**** Task inputs ****

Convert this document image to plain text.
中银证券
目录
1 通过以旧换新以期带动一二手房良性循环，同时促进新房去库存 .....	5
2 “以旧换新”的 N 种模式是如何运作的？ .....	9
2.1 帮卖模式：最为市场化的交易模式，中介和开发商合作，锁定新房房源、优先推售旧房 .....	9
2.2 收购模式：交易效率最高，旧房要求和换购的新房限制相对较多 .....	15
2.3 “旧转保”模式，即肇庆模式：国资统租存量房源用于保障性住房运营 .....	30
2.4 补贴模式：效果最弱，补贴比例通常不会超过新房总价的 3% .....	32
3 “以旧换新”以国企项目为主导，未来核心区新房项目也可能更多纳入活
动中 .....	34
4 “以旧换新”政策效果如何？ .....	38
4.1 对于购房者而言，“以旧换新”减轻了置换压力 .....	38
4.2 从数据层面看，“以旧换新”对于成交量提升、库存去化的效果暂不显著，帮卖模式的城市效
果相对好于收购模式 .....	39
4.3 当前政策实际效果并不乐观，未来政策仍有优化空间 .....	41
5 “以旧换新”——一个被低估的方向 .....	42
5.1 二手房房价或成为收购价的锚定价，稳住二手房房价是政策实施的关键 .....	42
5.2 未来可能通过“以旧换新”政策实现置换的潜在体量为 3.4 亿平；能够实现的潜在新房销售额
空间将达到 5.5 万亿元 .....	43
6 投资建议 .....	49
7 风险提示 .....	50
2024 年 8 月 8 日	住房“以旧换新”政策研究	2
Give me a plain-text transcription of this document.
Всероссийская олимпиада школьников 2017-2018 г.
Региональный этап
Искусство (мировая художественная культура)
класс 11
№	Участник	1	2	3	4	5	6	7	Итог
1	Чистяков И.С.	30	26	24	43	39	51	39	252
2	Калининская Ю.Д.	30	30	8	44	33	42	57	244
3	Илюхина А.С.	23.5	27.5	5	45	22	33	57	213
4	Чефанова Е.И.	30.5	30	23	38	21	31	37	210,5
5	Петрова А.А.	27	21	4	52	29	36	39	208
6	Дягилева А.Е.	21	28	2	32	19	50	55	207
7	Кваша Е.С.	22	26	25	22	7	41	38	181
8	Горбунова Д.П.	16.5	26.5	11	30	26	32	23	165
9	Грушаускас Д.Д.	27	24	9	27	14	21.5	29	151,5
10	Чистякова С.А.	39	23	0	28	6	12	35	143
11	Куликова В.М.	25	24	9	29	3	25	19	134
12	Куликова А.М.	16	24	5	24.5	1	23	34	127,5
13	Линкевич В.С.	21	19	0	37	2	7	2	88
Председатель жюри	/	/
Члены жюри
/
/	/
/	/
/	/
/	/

****

→ **What you have to do**: Each line that holds the word "document" should be extracted from the records.

→ **The answer**:
Convert this document image to plain text.
Give me a plain-text transcription of this document.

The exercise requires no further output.